## Description of the task
Tell how many lines carry the word "Valley"; the reply is the number and nothing else.

## Raw data

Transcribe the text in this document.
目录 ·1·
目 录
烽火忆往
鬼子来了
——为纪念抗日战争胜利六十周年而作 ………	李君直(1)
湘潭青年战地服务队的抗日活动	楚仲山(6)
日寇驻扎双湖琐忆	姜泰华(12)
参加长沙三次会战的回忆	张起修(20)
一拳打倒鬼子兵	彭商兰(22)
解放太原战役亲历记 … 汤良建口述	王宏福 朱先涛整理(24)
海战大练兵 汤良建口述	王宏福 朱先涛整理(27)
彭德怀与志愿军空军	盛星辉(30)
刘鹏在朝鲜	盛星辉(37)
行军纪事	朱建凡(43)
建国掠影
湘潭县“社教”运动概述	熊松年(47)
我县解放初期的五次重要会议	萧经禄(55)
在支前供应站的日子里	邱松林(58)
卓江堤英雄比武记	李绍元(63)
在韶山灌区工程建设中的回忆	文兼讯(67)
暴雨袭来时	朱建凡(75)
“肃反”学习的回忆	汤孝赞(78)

...

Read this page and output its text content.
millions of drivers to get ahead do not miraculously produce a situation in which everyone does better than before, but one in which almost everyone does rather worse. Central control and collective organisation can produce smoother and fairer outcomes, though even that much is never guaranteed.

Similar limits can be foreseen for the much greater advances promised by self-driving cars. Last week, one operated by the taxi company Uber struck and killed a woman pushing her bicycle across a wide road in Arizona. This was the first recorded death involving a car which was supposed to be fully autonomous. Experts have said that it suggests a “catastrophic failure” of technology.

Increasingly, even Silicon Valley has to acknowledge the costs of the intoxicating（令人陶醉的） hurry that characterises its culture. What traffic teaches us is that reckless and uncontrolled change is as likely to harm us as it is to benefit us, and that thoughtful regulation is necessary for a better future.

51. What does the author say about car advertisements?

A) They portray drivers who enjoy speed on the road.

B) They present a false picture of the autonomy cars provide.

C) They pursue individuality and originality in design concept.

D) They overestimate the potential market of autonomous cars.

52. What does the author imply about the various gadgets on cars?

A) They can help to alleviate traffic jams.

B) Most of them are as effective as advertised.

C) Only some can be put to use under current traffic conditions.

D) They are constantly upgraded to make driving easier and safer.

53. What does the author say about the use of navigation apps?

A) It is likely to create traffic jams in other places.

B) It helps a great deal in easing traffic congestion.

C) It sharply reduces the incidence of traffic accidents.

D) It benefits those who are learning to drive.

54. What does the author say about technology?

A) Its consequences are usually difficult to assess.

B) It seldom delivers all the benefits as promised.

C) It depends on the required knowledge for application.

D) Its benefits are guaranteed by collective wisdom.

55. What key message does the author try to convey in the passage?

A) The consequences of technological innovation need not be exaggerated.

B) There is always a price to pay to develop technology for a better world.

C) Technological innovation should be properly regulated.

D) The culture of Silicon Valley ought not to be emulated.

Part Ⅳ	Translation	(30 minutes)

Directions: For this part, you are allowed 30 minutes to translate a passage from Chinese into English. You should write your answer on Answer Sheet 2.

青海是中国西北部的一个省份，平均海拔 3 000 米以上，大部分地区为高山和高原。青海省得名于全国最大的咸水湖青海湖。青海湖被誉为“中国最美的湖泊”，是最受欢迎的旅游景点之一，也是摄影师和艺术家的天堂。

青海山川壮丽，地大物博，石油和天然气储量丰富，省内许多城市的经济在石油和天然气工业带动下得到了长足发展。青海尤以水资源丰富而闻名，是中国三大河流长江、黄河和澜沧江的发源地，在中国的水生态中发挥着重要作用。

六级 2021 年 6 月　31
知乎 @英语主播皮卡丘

## Solution for this exercise
2